Data extract:
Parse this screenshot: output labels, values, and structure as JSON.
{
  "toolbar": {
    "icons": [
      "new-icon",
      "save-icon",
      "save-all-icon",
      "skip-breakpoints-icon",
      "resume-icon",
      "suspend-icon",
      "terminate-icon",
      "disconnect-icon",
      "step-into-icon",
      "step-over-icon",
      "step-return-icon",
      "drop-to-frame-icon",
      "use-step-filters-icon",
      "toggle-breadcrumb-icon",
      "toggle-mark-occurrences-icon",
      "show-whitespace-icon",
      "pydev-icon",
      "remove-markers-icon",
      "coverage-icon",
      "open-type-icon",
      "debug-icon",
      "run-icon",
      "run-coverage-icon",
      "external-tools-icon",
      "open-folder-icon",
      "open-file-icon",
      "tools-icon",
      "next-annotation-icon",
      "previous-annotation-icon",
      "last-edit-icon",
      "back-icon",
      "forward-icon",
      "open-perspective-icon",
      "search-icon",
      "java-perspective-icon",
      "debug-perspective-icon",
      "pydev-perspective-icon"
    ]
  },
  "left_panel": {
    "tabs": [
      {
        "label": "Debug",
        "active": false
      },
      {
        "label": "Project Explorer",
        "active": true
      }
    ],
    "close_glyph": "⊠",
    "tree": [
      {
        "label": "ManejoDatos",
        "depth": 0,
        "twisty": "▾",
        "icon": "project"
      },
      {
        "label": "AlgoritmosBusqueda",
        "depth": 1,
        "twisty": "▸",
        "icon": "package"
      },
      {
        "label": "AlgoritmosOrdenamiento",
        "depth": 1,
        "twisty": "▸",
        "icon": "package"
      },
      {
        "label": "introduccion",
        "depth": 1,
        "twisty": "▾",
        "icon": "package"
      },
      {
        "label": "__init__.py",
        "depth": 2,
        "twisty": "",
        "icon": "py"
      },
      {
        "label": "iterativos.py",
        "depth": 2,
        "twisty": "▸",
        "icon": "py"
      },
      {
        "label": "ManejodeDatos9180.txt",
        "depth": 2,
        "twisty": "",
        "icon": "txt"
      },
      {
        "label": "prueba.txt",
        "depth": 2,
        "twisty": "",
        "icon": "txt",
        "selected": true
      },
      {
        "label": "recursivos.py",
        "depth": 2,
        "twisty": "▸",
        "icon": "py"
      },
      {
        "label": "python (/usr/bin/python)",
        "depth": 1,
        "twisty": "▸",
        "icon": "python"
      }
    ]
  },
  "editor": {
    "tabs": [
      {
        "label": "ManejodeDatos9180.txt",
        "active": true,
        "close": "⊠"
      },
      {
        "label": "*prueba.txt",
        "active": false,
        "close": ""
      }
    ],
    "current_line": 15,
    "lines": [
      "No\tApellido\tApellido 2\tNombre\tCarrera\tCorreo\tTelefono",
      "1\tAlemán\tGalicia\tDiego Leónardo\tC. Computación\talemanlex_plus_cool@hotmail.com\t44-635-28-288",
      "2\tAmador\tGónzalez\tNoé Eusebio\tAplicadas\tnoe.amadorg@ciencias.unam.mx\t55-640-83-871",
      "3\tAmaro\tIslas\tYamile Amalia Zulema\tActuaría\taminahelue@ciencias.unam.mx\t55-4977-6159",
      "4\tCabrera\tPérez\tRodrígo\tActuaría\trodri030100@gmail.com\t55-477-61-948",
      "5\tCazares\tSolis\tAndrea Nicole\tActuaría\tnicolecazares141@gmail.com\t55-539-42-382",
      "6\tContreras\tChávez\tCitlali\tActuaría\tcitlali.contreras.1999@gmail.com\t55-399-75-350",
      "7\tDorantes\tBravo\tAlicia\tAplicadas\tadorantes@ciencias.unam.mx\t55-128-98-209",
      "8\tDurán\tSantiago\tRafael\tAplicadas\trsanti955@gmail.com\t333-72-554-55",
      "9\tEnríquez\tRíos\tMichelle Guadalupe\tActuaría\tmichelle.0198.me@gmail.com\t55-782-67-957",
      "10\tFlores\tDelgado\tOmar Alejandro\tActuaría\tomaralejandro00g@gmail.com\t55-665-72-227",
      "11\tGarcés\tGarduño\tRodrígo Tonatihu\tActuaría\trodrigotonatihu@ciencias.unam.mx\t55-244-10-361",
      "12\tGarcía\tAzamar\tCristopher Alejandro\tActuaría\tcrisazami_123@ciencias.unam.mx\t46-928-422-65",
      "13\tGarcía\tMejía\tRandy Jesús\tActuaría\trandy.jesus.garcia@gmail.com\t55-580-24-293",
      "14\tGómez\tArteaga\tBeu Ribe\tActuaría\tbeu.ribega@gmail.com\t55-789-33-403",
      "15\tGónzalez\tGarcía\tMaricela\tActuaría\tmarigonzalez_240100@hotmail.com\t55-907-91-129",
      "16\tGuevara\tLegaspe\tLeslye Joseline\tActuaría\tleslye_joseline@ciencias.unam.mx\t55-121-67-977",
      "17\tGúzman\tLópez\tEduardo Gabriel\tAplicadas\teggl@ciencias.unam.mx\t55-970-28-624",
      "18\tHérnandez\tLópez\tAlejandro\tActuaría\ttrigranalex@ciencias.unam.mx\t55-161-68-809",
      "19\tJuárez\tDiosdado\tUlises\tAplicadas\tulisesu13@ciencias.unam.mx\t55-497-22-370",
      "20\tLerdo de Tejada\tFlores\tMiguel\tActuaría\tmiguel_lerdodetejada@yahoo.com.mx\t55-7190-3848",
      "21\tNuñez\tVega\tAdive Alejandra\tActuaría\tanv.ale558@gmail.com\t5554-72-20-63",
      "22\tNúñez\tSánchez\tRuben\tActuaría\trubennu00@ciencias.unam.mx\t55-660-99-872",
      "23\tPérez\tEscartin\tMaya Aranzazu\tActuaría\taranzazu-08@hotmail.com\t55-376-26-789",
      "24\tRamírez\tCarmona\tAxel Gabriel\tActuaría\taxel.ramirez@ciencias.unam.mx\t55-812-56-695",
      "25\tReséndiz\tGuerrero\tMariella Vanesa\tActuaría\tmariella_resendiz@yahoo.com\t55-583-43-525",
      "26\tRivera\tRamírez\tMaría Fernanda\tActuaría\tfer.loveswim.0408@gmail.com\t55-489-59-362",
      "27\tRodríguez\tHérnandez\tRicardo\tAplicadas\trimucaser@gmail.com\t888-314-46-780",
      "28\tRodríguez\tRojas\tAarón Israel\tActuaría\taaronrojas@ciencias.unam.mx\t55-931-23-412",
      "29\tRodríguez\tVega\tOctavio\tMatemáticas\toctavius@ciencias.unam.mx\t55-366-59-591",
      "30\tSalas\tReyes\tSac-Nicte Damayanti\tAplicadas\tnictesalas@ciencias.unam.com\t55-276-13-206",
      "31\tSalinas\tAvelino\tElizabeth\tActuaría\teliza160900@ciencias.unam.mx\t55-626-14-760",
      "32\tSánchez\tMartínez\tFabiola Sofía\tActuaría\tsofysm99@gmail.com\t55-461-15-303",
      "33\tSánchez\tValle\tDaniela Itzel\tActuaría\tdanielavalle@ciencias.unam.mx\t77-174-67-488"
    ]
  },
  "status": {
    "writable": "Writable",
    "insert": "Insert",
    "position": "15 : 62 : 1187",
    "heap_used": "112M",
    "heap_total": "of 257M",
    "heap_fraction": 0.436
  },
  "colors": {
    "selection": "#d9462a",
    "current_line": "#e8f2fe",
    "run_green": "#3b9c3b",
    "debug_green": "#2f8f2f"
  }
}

Aim: Please restate the records in full, word for word.

Full solution:
Parse this screenshot: output labels, values, and structure as JSON.
{
  "toolbar": {
    "icons": [
      "new-icon",
      "save-icon",
      "save-all-icon",
      "skip-breakpoints-icon",
      "resume-icon",
      "suspend-icon",
      "terminate-icon",
      "disconnect-icon",
      "step-into-icon",
      "step-over-icon",
      "step-return-icon",
      "drop-to-frame-icon",
      "use-step-filters-icon",
      "toggle-breadcrumb-icon",
      "toggle-mark-occurrences-icon",
      "show-whitespace-icon",
      "pydev-icon",
      "remove-markers-icon",
      "coverage-icon",
      "open-type-icon",
      "debug-icon",
      "run-icon",
      "run-coverage-icon",
      "external-tools-icon",
      "open-folder-icon",
      "open-file-icon",
      "tools-icon",
      "next-annotation-icon",
      "previous-annotation-icon",
      "last-edit-icon",
      "back-icon",
      "forward-icon",
      "open-perspective-icon",
      "search-icon",
      "java-perspective-icon",
      "debug-perspective-icon",
      "pydev-perspective-icon"
    ]
  },
  "left_panel": {
    "tabs": [
      {
        "label": "Debug",
        "active": false
      },
      {
        "label": "Project Explorer",
        "active": true
      }
    ],
    "close_glyph": "⊠",
    "tree": [
      {
        "label": "ManejoDatos",
        "depth": 0,
        "twisty": "▾",
        "icon": "project"
      },
      {
        "label": "AlgoritmosBusqueda",
        "depth": 1,
        "twisty": "▸",
        "icon": "package"
      },
      {
        "label": "AlgoritmosOrdenamiento",
        "depth": 1,
        "twisty": "▸",
        "icon": "package"
      },
      {
        "label": "introduccion",
        "depth": 1,
        "twisty": "▾",
        "icon": "package"
      },
      {
        "label": "__init__.py",
        "depth": 2,
        "twisty": "",
        "icon": "py"
      },
      {
        "label": "iterativos.py",
        "depth": 2,
        "twisty": "▸",
        "icon": "py"
      },
      {
        "label": "ManejodeDatos9180.txt",
        "depth": 2,
        "twisty": "",
        "icon": "txt"
      },
      {
        "label": "prueba.txt",
        "depth": 2,
        "twisty": "",
        "icon": "txt",
        "selected": true
      },
      {
        "label": "recursivos.py",
        "depth": 2,
        "twisty": "▸",
        "icon": "py"
      },
      {
        "label": "python (/usr/bin/python)",
        "depth": 1,
        "twisty": "▸",
        "icon": "python"
      }
    ]
  },
  "editor": {
    "tabs": [
      {
        "label": "ManejodeDatos9180.txt",
        "active": true,
        "close": "⊠"
      },
      {
        "label": "*prueba.txt",
        "active": false,
        "close": ""
      }
    ],
    "current_line": 15,
    "lines": [
      "No\tApellido\tApellido 2\tNombre\tCarrera\tCorreo\tTelefono",
      "1\tAlemán\tGalicia\tDiego Leónardo\tC. Computación\talemanlex_plus_cool@hotmail.com\t44-635-28-288",
      "2\tAmador\tGónzalez\tNoé Eusebio\tAplicadas\tnoe.amadorg@ciencias.unam.mx\t55-640-83-871",
      "3\tAmaro\tIslas\tYamile Amalia Zulema\tActuaría\taminahelue@ciencias.unam.mx\t55-4977-6159",
      "4\tCabrera\tPérez\tRodrígo\tActuaría\trodri030100@gmail.com\t55-477-61-948",
      "5\tCazares\tSolis\tAndrea Nicole\tActuaría\tnicolecazares141@gmail.com\t55-539-42-382",
      "6\tContreras\tChávez\tCitlali\tActuaría\tcitlali.contreras.1999@gmail.com\t55-399-75-350",
      "7\tDorantes\tBravo\tAlicia\tAplicadas\tadorantes@ciencias.unam.mx\t55-128-98-209",
      "8\tDurán\tSantiago\tRafael\tAplicadas\trsanti955@gmail.com\t333-72-554-55",
      "9\tEnríquez\tRíos\tMichelle Guadalupe\tActuaría\tmichelle.0198.me@gmail.com\t55-782-67-957",
      "10\tFlores\tDelgado\tOmar Alejandro\tActuaría\tomaralejandro00g@gmail.com\t55-665-72-227",
      "11\tGarcés\tGarduño\tRodrígo Tonatihu\tActuaría\trodrigotonatihu@ciencias.unam.mx\t55-244-10-361",
      "12\tGarcía\tAzamar\tCristopher Alejandro\tActuaría\tcrisazami_123@ciencias.unam.mx\t46-928-422-65",
      "13\tGarcía\tMejía\tRandy Jesús\tActuaría\trandy.jesus.garcia@gmail.com\t55-580-24-293",
      "14\tGómez\tArteaga\tBeu Ribe\tActuaría\tbeu.ribega@gmail.com\t55-789-33-403",
      "15\tGónzalez\tGarcía\tMaricela\tActuaría\tmarigonzalez_240100@hotmail.com\t55-907-91-129",
      "16\tGuevara\tLegaspe\tLeslye Joseline\tActuaría\tleslye_joseline@ciencias.unam.mx\t55-121-67-977",
      "17\tGúzman\tLópez\tEduardo Gabriel\tAplicadas\teggl@ciencias.unam.mx\t55-970-28-624",
      "18\tHérnandez\tLópez\tAlejandro\tActuaría\ttrigranalex@ciencias.unam.mx\t55-161-68-809",
      "19\tJuárez\tDiosdado\tUlises\tAplicadas\tulisesu13@ciencias.unam.mx\t55-497-22-370",
      "20\tLerdo de Tejada\tFlores\tMiguel\tActuaría\tmiguel_lerdodetejada@yahoo.com.mx\t55-7190-3848",
      "21\tNuñez\tVega\tAdive Alejandra\tActuaría\tanv.ale558@gmail.com\t5554-72-20-63",
      "22\tNúñez\tSánchez\tRuben\tActuaría\trubennu00@ciencias.unam.mx\t55-660-99-872",
      "23\tPérez\tEscartin\tMaya Aranzazu\tActuaría\taranzazu-08@hotmail.com\t55-376-26-789",
      "24\tRamírez\tCarmona\tAxel Gabriel\tActuaría\taxel.ramirez@ciencias.unam.mx\t55-812-56-695",
      "25\tReséndiz\tGuerrero\tMariella Vanesa\tActuaría\tmariella_resendiz@yahoo.com\t55-583-43-525",
      "26\tRivera\tRamírez\tMaría Fernanda\tActuaría\tfer.loveswim.0408@gmail.com\t55-489-59-362",
      "27\tRodríguez\tHérnandez\tRicardo\tAplicadas\trimucaser@gmail.com\t888-314-46-780",
      "28\tRodríguez\tRojas\tAarón Israel\tActuaría\taaronrojas@ciencias.unam.mx\t55-931-23-412",
      "29\tRodríguez\tVega\tOctavio\tMatemáticas\toctavius@ciencias.unam.mx\t55-366-59-591",
      "30\tSalas\tReyes\tSac-Nicte Damayanti\tAplicadas\tnictesalas@ciencias.unam.com\t55-276-13-206",
      "31\tSalinas\tAvelino\tElizabeth\tActuaría\teliza160900@ciencias.unam.mx\t55-626-14-760",
      "32\tSánchez\tMartínez\tFabiola Sofía\tActuaría\tsofysm99@gmail.com\t55-461-15-303",
      "33\tSánchez\tValle\tDaniela Itzel\tActuaría\tdanielavalle@ciencias.unam.mx\t77-174-67-488"
    ]
  },
  "status": {
    "writable": "Writable",
    "insert": "Insert",
    "position": "15 : 62 : 1187",
    "heap_used": "112M",
    "heap_total": "of 257M",
    "heap_fraction": 0.436
  },
  "colors": {
    "selection": "#d9462a",
    "current_line": "#e8f2fe",
    "run_green": "#3b9c3b",
    "debug_green": "#2f8f2f"
  }
}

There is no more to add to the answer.